::: Records to use :::

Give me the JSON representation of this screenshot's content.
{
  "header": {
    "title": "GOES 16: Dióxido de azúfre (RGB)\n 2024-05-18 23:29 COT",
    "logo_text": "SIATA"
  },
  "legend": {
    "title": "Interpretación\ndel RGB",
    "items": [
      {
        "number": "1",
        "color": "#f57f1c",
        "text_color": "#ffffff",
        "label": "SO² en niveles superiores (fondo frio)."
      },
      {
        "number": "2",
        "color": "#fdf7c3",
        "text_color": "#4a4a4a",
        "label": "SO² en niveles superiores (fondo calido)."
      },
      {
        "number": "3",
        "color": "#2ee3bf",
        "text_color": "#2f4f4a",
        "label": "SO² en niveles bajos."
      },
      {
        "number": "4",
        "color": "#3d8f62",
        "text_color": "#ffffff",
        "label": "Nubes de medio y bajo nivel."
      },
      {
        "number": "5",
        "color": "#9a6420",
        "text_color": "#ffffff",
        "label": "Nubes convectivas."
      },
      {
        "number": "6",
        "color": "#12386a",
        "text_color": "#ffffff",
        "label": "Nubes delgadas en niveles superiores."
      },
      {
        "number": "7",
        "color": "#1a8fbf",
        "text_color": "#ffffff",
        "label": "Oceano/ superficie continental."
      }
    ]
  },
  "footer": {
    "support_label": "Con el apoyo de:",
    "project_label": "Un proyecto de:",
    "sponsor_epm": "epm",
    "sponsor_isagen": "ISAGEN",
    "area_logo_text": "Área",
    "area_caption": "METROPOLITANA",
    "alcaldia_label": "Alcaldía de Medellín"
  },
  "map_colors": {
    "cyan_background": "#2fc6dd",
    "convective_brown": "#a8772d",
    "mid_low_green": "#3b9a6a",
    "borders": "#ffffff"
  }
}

:::
::: Records to use :::

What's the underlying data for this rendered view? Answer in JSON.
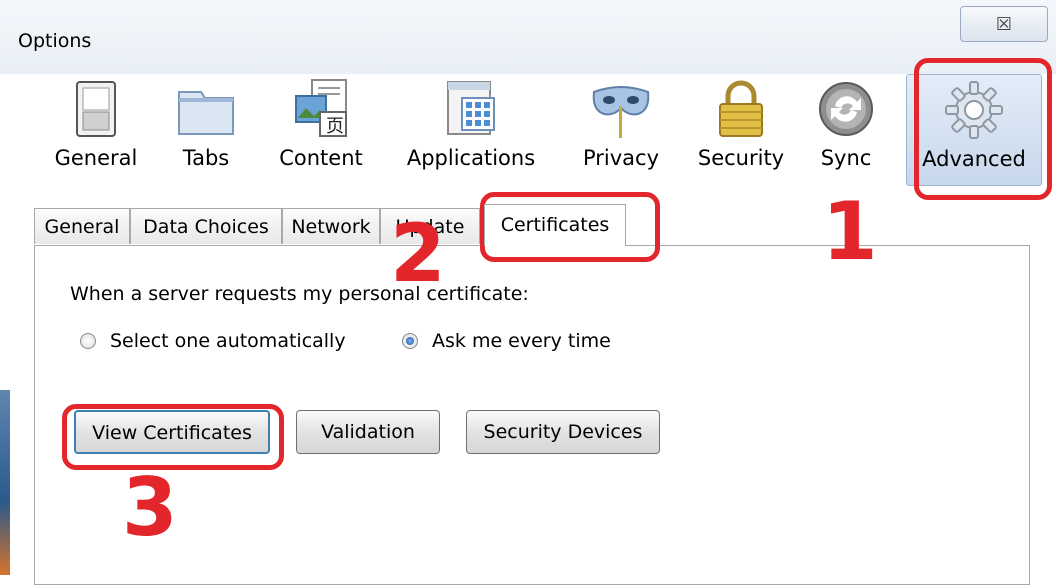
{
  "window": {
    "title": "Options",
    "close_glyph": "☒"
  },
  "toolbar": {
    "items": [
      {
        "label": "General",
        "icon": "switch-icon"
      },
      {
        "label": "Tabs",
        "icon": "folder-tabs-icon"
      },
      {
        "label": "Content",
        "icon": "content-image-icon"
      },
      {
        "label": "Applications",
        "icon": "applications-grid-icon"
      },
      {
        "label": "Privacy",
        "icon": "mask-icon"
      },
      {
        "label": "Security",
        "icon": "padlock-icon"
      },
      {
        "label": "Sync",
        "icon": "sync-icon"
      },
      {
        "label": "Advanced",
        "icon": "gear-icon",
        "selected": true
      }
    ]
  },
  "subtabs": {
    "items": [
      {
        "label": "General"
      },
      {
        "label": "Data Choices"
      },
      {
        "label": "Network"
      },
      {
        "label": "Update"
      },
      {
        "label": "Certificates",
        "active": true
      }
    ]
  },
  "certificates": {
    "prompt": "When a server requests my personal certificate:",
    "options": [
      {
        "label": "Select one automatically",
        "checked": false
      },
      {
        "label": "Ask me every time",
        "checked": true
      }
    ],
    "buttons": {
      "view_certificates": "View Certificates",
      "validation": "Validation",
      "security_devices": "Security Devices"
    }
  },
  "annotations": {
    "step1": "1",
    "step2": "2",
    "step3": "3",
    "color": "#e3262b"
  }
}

:::
::: Records to use :::

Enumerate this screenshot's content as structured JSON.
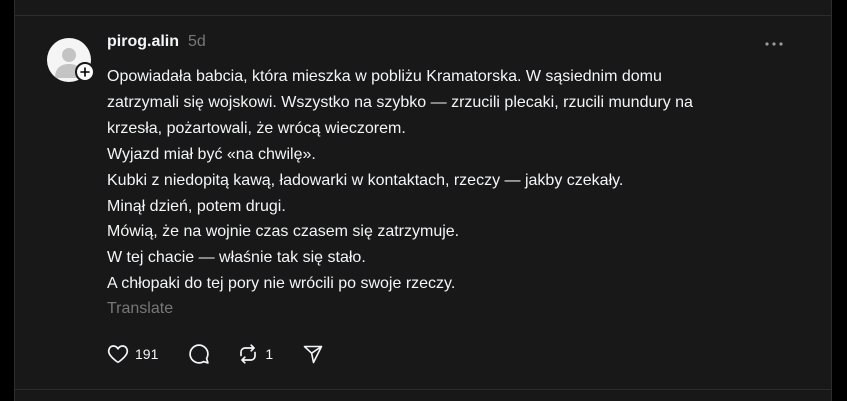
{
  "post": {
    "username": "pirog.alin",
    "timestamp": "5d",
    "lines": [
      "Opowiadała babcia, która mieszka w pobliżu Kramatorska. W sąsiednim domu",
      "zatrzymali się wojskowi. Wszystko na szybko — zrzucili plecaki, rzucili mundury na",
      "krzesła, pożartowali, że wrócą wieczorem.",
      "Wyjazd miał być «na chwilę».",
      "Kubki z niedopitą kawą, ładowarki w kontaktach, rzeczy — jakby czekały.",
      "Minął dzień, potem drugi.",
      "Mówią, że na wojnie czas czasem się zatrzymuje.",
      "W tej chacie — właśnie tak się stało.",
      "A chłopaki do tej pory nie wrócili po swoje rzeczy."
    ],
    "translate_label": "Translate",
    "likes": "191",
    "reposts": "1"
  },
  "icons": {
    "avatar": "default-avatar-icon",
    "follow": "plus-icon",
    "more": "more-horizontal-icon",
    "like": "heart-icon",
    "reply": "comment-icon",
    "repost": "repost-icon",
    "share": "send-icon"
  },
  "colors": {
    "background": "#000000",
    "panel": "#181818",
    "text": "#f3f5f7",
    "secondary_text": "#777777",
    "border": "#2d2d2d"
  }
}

:::

▸ Problem to solve: Pull out each line of the records holding the string "this".

▸ Correct output:
Give me the JSON representation of this screenshot's content.
What's the underlying data for this rendered view? Answer in JSON.
Enumerate this screenshot's content as structured JSON.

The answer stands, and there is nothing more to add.